··· TEXT SECTION
The keys to optimal experiences and performances.

Flow is the state of being totally involved in what you are doing, whether it is sport, art, or performance. We usually typify it as a time when time passes very quickly, when you're very clear about what you're doing and where your skills rise to match the challenges.

This book adds clear goals, action and awareness merging, unambiguous feedback from the task, and a loss of self consciousness to our simplistic criteria. It also says that flow is fun for its own sake.

Professor Mihaly Csikszentmihalyi is a renowned American psychologist who has made this field his own for many decades. He would have been a bigger name had he had a shorter name, perhaps. It is pronounced "Me-high Chick-sent-me-high" (which may have some resonances for old hippies). Dr Susan Jackson is an Australian athlete, coach and academic who is regarded as a world leader in the study of flow in sports.

At a lecture in Sydney a couple of years ago, Prof Csikszentmihalyi warned that between 10 and 20% of people report never feeling flow. But if you have, then this book provides some clear suggestions on how to improve your performance.


Challenge leads to flow.
······
__WORK TO DO__
a: Translate this sentence from the flow review into Spanish: "It also says that flow is fun for its own sake."
b: In the flow review, what share of people did Prof Csikszentmihalyi say report never feeling flow?
c: Write a continuation of the flow review that picks up after its final line.
··· SUPPLIED DATA
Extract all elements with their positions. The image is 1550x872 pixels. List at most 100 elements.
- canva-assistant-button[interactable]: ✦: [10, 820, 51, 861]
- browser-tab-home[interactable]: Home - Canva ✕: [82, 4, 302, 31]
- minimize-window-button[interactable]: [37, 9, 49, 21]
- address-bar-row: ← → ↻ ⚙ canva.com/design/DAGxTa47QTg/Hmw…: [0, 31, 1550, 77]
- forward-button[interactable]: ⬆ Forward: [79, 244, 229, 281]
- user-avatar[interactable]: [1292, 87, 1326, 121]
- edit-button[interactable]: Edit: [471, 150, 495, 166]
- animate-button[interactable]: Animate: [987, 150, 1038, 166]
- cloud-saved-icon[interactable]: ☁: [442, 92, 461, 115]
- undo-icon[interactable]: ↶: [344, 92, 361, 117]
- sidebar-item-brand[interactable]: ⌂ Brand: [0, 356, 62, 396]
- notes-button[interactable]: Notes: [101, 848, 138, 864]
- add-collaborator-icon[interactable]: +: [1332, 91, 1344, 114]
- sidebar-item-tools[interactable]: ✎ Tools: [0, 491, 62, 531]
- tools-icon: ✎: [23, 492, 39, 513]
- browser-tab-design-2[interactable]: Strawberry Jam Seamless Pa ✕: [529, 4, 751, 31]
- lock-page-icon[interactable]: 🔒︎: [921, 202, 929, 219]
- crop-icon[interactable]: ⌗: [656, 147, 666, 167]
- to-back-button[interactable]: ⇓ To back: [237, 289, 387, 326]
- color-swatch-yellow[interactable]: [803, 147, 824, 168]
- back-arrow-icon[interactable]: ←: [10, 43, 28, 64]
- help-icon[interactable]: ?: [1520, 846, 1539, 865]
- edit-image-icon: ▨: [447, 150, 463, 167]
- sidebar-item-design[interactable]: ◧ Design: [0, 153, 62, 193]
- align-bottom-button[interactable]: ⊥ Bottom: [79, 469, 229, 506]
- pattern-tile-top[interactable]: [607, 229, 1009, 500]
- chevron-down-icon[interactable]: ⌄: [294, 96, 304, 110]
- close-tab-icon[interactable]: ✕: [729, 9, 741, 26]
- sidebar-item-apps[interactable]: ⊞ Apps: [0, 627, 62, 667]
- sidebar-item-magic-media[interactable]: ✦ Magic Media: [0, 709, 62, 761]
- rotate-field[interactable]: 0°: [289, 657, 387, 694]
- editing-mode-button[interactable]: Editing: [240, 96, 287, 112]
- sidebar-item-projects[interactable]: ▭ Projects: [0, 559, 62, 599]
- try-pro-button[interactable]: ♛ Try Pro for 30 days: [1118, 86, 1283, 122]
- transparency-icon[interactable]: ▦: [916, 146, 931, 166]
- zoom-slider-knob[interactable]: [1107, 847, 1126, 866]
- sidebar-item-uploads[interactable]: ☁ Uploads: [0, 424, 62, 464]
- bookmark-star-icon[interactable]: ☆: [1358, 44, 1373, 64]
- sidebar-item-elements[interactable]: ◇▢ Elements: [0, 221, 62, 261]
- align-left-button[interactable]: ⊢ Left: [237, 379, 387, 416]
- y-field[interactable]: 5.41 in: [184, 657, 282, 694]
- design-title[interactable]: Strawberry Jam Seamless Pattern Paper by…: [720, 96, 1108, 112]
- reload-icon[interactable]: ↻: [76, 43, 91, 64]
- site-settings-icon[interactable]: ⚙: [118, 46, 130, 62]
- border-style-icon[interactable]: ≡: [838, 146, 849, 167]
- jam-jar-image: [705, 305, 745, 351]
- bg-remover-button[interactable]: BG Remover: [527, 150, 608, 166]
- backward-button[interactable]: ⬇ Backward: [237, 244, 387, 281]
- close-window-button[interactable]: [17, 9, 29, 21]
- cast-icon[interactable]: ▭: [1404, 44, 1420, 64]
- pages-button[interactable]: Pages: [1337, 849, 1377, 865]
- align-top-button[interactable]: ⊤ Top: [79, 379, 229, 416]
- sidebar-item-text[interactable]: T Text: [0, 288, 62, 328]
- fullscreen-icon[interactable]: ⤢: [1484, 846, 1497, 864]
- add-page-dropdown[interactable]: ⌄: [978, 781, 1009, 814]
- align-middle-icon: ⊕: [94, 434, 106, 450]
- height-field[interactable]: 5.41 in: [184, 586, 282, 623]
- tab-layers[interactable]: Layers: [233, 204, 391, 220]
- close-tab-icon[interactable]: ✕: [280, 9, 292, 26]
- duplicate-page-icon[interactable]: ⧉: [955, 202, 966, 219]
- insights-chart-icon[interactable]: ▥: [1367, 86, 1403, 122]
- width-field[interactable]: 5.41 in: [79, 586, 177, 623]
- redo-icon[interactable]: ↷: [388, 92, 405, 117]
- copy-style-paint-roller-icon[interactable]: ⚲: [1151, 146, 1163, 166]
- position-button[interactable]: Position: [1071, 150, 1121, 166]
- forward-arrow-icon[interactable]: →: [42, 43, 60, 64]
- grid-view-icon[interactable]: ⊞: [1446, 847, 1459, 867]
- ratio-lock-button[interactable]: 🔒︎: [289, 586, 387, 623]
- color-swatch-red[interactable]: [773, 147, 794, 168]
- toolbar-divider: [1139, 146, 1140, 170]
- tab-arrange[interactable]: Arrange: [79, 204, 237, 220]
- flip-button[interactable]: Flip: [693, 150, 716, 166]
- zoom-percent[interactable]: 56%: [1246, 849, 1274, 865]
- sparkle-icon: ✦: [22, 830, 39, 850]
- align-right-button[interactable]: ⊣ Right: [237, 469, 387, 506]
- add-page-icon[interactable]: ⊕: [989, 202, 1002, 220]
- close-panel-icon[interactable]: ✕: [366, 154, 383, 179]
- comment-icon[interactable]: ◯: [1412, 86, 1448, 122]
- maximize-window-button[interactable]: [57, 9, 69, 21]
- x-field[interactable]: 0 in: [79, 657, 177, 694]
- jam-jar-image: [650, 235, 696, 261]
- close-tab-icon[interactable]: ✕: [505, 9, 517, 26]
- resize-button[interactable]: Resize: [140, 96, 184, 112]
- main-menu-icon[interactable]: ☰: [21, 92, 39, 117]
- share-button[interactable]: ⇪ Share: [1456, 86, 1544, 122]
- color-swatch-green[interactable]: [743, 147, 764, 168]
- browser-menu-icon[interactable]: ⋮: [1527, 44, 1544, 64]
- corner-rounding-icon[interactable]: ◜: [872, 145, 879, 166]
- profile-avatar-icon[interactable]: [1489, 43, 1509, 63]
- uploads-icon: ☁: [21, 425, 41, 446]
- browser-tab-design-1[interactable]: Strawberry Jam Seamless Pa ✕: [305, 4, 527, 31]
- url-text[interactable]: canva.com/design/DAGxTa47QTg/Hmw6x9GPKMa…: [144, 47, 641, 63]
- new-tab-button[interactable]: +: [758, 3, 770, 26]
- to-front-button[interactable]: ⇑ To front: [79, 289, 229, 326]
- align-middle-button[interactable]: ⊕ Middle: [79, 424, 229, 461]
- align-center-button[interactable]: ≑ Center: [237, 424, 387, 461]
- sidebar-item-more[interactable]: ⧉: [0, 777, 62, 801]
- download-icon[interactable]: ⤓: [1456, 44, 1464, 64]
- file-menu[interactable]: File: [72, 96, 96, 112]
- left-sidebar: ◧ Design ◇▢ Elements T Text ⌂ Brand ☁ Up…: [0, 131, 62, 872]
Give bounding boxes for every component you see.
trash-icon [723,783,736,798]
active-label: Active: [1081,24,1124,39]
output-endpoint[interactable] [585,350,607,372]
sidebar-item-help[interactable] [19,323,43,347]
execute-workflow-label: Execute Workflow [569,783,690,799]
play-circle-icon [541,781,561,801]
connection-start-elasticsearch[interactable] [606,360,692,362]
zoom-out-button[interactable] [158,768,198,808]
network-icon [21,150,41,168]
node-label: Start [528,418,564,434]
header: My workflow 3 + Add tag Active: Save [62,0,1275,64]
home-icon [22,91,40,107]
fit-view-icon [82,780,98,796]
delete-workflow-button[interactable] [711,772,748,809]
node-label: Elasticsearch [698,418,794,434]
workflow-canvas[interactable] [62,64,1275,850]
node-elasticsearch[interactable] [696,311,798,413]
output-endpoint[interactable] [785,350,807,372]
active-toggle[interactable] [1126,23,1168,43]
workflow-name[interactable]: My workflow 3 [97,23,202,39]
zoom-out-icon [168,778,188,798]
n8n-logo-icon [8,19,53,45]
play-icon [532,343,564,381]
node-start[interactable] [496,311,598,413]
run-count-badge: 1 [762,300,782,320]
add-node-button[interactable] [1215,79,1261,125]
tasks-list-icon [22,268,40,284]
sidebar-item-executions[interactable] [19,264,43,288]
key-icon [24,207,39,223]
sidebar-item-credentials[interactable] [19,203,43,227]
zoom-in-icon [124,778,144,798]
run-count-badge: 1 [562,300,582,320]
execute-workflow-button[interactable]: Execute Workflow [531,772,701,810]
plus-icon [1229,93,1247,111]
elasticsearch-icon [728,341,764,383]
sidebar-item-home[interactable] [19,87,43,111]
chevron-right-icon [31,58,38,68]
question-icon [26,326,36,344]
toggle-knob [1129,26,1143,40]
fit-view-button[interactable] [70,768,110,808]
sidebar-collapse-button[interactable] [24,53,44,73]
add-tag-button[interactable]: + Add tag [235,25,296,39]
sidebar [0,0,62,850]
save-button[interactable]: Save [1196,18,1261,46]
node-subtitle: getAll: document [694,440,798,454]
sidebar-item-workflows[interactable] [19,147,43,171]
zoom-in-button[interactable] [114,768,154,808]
······
__OUTPUTS BY TASK__
a: También dice que el flujo es divertido por sí mismo.

b: Between 10 and 20%.

c:
When Sue Jackson took up rock climbing, she had to manage her anxiety. A fall that she survived helped give some perspective on the danger, but she found that concentrating on the next appropriate challenge and focusing on it was the key. Structuring challenges so they're appropriate is also useful. And the book recommends that you turn off negative self talk.

Transcending normal awareness.
Flow could be described as a mystical process. For athletes, concentrating on their own bodies lets them forget themelves. For presenters, the equivalent may be concentrating on their audience and how it is responding. It is the focus on the process that is important. This book makes the points that you need to acept the environment as a given, and let your competitors worry about themselves.

Knowing where you're going.
Set clear, specific goals that you understand so well that they're automatic. Set realistic goals. For a beginning presenter this may be as simple as keeping the audience's attention.

Understanding feedback.
When you're in flow, feedback on your performance is immediate, clear and unambiguous. There is a danger in getting inappropriate feedback from others. Negative feedback is often far more powerful than positive feedback. Feedback should be task-oriented and positive, not outcome related or derogatory.

Focus on the present.
Actors call this 'being in the moment'. The book offers a number of suggestions about refocusing, making back up plans, and concentrating on the task at hand. It also suggests that meditation and concentration exercises may be useful.

Controlling the controllables.
Finding the right level of control is important. One figure skater describes it as 'riding on the razor'. Thorough preparation in what you can control is important. Recognizing all those factors is important. That's why presenters should always do many rehearsals, including a run through in the room they're presenting in. In any sport, or performance, there will always be things you can't control. That's what makes flow (and fun) possible.

Focus on fun.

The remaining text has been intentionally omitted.